WHAT IS REQUIRED: All of the data should be output character for character, except the pictures.

RECORDS SHOWN:

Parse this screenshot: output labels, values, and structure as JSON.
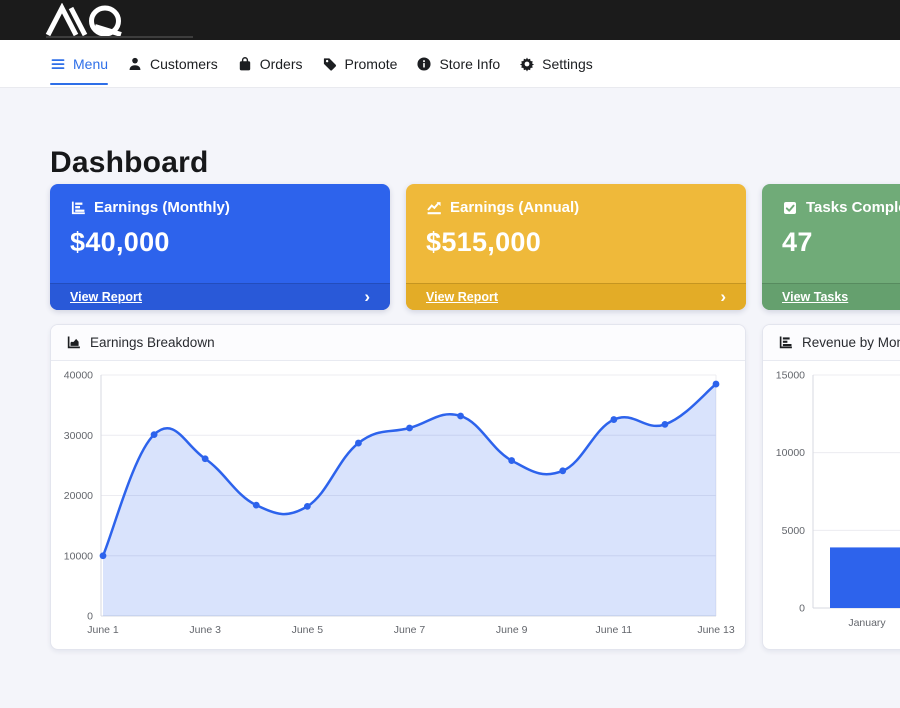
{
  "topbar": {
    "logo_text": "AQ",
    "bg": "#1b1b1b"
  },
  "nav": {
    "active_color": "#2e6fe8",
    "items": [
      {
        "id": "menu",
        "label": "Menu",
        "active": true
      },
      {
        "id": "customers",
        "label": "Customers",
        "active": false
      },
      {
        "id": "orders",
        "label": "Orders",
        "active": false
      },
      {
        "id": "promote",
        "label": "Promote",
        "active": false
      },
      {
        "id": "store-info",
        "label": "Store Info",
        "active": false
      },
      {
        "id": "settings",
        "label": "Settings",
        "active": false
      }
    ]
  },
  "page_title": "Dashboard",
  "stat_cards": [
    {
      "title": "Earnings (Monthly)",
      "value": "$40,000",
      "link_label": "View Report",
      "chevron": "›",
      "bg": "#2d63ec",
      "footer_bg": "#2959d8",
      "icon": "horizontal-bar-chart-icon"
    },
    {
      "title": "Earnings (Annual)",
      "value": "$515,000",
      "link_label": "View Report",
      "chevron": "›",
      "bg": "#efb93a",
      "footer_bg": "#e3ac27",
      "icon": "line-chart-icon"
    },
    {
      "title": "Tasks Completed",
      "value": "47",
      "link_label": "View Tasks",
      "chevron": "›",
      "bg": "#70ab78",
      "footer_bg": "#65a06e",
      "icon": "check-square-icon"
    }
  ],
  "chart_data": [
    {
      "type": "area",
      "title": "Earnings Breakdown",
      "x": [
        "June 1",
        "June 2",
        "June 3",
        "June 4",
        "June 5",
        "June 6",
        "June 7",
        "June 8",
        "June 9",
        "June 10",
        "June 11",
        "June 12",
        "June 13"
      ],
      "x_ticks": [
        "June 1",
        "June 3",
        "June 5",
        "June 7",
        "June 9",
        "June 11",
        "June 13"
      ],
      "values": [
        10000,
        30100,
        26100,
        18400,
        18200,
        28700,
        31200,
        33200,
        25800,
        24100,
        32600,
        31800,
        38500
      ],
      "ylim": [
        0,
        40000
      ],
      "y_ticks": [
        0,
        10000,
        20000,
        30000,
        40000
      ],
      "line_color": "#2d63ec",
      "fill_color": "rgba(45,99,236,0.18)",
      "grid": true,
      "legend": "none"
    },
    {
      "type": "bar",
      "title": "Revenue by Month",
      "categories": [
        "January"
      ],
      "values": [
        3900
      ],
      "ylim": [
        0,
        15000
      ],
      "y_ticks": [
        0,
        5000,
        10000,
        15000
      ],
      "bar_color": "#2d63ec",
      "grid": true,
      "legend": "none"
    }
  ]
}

REPLY TO THE TASK:
Parse this screenshot: output labels, values, and structure as JSON.
{
  "topbar": {
    "logo_text": "AQ",
    "bg": "#1b1b1b"
  },
  "nav": {
    "active_color": "#2e6fe8",
    "items": [
      {
        "id": "menu",
        "label": "Menu",
        "active": true
      },
      {
        "id": "customers",
        "label": "Customers",
        "active": false
      },
      {
        "id": "orders",
        "label": "Orders",
        "active": false
      },
      {
        "id": "promote",
        "label": "Promote",
        "active": false
      },
      {
        "id": "store-info",
        "label": "Store Info",
        "active": false
      },
      {
        "id": "settings",
        "label": "Settings",
        "active": false
      }
    ]
  },
  "page_title": "Dashboard",
  "stat_cards": [
    {
      "title": "Earnings (Monthly)",
      "value": "$40,000",
      "link_label": "View Report",
      "chevron": "›",
      "bg": "#2d63ec",
      "footer_bg": "#2959d8",
      "icon": "horizontal-bar-chart-icon"
    },
    {
      "title": "Earnings (Annual)",
      "value": "$515,000",
      "link_label": "View Report",
      "chevron": "›",
      "bg": "#efb93a",
      "footer_bg": "#e3ac27",
      "icon": "line-chart-icon"
    },
    {
      "title": "Tasks Completed",
      "value": "47",
      "link_label": "View Tasks",
      "chevron": "›",
      "bg": "#70ab78",
      "footer_bg": "#65a06e",
      "icon": "check-square-icon"
    }
  ],
  "chart_data": [
    {
      "type": "area",
      "title": "Earnings Breakdown",
      "x": [
        "June 1",
        "June 2",
        "June 3",
        "June 4",
        "June 5",
        "June 6",
        "June 7",
        "June 8",
        "June 9",
        "June 10",
        "June 11",
        "June 12",
        "June 13"
      ],
      "x_ticks": [
        "June 1",
        "June 3",
        "June 5",
        "June 7",
        "June 9",
        "June 11",
        "June 13"
      ],
      "values": [
        10000,
        30100,
        26100,
        18400,
        18200,
        28700,
        31200,
        33200,
        25800,
        24100,
        32600,
        31800,
        38500
      ],
      "ylim": [
        0,
        40000
      ],
      "y_ticks": [
        0,
        10000,
        20000,
        30000,
        40000
      ],
      "line_color": "#2d63ec",
      "fill_color": "rgba(45,99,236,0.18)",
      "grid": true,
      "legend": "none"
    },
    {
      "type": "bar",
      "title": "Revenue by Month",
      "categories": [
        "January"
      ],
      "values": [
        3900
      ],
      "ylim": [
        0,
        15000
      ],
      "y_ticks": [
        0,
        5000,
        10000,
        15000
      ],
      "bar_color": "#2d63ec",
      "grid": true,
      "legend": "none"
    }
  ]
}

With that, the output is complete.